* Start *

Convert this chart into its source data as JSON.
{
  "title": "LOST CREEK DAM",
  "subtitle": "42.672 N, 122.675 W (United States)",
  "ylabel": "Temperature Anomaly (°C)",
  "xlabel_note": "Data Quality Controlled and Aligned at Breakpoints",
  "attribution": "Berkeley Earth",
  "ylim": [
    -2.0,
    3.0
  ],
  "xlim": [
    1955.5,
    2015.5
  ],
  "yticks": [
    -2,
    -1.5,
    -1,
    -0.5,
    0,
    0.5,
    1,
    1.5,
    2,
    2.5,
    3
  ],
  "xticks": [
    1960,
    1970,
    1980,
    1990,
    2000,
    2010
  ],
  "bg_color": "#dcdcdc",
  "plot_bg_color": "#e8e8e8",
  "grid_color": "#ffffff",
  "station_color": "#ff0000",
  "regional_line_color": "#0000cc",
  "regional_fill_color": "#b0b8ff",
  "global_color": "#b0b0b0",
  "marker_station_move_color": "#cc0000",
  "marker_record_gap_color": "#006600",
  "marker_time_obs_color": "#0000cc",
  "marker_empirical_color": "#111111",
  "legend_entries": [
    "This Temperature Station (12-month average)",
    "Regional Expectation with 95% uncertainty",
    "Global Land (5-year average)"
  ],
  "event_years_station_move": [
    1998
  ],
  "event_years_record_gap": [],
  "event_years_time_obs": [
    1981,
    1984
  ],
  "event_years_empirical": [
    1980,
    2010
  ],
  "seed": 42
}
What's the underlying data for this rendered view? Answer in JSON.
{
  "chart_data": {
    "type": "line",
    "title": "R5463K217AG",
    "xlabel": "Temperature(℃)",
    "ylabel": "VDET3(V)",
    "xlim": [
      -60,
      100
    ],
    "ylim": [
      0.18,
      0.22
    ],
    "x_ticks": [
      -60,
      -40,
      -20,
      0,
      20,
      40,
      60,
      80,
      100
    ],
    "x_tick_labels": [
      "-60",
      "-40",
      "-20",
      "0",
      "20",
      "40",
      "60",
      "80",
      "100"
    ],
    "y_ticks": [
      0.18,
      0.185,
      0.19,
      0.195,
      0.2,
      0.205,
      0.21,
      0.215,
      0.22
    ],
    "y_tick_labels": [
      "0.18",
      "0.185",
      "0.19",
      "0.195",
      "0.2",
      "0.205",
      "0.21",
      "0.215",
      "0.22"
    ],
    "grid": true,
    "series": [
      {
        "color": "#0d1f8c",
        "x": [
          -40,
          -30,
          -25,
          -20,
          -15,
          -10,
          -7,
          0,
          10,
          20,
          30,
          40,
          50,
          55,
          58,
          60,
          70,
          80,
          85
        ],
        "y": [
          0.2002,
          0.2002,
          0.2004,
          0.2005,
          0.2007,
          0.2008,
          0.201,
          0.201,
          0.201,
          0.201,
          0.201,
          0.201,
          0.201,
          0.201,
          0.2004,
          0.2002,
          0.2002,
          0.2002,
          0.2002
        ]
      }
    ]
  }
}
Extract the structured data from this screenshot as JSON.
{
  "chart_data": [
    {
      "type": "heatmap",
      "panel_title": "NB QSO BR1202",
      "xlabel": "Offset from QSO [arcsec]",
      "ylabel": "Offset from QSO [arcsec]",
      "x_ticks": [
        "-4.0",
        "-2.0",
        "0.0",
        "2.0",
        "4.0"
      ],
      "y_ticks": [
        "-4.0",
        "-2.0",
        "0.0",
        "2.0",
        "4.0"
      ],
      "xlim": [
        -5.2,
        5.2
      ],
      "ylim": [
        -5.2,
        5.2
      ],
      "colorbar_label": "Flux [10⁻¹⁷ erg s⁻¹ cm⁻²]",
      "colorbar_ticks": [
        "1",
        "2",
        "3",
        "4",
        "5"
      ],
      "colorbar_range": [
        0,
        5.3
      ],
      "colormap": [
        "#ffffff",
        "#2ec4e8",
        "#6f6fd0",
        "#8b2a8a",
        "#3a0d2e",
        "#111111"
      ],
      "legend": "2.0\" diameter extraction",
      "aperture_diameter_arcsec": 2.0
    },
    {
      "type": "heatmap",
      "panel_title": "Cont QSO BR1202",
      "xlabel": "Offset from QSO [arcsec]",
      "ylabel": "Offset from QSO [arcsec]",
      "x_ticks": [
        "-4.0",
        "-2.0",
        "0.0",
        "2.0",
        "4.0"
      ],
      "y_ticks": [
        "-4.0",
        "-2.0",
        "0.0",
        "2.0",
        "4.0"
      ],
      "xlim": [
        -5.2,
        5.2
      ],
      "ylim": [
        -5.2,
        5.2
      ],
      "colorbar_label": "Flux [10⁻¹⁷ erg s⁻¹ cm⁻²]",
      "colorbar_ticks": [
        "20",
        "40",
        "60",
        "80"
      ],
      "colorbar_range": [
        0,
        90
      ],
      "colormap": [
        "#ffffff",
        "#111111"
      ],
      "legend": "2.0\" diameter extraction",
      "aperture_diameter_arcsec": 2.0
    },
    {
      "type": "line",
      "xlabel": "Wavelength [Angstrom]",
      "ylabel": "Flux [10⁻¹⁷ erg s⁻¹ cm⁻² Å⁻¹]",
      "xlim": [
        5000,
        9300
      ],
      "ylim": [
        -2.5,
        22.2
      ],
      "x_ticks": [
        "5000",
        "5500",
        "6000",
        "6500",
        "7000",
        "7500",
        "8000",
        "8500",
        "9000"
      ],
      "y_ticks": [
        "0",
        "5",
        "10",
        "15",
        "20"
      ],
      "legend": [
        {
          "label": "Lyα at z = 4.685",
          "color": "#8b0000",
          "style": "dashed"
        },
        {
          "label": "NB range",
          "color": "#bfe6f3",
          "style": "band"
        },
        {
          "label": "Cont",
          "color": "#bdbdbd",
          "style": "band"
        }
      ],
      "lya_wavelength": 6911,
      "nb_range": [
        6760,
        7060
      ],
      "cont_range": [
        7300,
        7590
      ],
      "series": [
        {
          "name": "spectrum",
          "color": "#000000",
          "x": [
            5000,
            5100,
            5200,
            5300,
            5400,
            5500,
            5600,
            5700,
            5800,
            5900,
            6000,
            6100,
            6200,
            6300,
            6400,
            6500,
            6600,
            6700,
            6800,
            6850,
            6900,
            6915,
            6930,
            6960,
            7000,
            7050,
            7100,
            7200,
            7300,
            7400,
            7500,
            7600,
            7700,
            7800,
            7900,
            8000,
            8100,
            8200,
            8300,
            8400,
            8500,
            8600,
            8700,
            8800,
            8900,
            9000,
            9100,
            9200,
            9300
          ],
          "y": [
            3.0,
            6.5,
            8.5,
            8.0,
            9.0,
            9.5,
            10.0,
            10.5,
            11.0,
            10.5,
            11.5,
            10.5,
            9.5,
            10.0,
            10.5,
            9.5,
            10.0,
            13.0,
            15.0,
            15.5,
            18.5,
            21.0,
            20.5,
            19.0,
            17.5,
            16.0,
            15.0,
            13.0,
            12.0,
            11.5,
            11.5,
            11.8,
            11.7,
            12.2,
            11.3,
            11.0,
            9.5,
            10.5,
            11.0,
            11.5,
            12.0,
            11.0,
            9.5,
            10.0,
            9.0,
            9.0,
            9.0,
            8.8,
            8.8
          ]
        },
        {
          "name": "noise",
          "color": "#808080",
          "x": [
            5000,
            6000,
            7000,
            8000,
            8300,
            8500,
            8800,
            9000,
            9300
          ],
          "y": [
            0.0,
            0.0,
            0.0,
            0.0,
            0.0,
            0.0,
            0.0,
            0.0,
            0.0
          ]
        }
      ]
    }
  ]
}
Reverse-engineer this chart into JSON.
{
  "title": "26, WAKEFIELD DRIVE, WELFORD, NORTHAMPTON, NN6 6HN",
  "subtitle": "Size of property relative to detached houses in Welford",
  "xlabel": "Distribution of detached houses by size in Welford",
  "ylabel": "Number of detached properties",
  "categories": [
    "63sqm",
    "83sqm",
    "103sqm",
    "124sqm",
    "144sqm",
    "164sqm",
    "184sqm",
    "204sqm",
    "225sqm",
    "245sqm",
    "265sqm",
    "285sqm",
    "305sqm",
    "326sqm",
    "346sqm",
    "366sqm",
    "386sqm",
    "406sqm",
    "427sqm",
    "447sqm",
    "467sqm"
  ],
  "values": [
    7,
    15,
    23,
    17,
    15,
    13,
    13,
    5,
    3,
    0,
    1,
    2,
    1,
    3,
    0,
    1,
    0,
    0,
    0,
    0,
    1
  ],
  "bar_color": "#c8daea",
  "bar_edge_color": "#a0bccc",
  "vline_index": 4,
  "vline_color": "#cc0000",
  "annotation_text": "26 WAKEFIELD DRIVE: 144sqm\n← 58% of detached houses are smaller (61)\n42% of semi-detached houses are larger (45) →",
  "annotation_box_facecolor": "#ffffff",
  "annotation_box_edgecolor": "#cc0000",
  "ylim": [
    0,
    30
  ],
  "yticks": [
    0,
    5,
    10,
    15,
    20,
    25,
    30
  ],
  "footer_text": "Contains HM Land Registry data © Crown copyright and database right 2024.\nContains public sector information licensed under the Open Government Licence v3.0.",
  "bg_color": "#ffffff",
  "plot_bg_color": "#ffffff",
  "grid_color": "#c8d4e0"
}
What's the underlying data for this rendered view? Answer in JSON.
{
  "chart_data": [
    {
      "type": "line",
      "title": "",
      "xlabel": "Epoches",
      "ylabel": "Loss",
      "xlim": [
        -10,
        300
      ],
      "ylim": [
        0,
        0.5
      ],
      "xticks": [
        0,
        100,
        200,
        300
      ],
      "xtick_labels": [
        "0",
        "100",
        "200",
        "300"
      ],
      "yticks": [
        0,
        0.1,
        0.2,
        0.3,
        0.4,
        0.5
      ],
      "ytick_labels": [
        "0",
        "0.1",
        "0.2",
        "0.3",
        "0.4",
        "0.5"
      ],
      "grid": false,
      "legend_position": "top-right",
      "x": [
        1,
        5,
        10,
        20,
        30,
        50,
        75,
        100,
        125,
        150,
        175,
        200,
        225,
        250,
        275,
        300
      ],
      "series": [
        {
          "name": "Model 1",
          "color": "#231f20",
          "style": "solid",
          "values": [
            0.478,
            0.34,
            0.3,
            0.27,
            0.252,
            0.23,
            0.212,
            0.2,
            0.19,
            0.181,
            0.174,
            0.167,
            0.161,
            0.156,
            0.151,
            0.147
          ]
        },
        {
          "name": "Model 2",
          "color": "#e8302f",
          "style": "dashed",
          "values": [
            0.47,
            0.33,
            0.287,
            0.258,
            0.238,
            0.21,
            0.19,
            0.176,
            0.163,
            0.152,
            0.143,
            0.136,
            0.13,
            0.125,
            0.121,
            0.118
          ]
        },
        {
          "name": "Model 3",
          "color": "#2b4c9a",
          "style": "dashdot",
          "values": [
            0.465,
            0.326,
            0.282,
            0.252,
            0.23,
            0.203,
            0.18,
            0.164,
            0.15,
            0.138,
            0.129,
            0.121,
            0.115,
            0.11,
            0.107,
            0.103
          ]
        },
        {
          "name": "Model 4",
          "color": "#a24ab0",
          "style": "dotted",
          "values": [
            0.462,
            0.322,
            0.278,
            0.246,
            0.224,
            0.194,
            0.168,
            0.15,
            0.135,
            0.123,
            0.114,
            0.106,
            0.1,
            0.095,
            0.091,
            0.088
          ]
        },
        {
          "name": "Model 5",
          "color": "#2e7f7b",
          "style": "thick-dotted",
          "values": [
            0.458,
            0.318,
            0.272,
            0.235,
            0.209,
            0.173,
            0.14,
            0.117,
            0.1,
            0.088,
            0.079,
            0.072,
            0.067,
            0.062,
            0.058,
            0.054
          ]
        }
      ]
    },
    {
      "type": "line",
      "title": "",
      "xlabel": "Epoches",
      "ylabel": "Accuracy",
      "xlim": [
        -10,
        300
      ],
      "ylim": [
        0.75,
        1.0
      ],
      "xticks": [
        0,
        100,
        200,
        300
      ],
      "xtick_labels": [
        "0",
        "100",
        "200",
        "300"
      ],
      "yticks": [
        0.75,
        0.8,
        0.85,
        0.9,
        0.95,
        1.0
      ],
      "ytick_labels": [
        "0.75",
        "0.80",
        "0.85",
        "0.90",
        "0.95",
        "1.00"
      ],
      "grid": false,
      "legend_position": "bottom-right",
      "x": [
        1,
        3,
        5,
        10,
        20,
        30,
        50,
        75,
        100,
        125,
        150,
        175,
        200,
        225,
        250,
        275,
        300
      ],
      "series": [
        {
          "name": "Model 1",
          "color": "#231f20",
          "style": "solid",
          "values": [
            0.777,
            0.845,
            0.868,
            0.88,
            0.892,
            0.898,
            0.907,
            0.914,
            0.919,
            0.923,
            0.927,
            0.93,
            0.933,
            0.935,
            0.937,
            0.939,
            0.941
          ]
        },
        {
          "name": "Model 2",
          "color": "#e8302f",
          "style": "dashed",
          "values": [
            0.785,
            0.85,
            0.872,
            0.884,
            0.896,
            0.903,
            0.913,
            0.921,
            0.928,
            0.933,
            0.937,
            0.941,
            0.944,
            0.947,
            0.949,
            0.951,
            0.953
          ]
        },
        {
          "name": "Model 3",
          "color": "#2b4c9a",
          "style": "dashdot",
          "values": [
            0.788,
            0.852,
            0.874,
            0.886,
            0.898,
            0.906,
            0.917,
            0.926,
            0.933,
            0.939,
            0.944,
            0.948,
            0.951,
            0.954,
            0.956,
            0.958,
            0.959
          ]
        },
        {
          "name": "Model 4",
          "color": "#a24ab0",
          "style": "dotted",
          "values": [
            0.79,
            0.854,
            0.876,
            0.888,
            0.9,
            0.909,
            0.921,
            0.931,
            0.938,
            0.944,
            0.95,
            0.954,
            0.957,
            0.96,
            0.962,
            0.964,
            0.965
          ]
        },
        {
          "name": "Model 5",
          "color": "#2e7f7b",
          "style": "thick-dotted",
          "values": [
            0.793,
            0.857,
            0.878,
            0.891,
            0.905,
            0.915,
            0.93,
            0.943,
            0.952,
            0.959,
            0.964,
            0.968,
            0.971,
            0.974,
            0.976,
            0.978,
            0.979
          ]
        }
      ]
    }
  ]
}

* End *

- **Aim of the exercise**: List every line above that contains the word "subtitle".

- **Problem solution**:
  "subtitle": "42.672 N, 122.675 W (United States)",
  "subtitle": "Size of property relative to detached houses in Welford",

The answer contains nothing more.